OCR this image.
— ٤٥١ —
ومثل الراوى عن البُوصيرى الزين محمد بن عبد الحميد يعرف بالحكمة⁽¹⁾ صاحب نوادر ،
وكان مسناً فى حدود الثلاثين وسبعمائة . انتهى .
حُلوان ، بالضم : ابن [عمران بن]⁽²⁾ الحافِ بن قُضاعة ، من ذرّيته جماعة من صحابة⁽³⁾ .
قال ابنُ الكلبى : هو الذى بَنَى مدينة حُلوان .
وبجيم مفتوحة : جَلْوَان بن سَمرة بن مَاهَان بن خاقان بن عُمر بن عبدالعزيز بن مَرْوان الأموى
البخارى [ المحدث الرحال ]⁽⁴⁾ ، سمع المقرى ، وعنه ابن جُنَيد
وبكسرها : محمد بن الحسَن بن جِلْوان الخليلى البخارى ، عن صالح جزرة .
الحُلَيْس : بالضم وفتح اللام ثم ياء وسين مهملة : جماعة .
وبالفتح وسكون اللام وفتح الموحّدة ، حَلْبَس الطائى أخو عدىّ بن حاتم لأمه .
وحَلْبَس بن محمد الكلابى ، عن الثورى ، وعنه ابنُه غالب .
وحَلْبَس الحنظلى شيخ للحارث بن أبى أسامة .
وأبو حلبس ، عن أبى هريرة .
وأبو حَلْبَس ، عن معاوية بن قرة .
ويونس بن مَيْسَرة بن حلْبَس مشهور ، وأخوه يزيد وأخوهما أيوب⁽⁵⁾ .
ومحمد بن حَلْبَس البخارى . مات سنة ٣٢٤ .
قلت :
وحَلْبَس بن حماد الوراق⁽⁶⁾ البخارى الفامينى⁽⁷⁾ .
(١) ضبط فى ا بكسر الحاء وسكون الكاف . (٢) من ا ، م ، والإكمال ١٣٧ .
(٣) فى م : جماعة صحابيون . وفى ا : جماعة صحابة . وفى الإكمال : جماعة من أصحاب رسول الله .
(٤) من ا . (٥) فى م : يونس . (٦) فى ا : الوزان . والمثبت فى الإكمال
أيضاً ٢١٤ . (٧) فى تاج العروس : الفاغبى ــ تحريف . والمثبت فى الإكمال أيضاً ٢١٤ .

____________________

## TASK GOAL
Collect each line above holding the string "اللام".

## ANSWER FOR THIS EXERCISE
الحُلَيْس : بالضم وفتح اللام ثم ياء وسين مهملة : جماعة .
وبالفتح وسكون اللام وفتح الموحّدة ، حَلْبَس الطائى أخو عدىّ بن حاتم لأمه .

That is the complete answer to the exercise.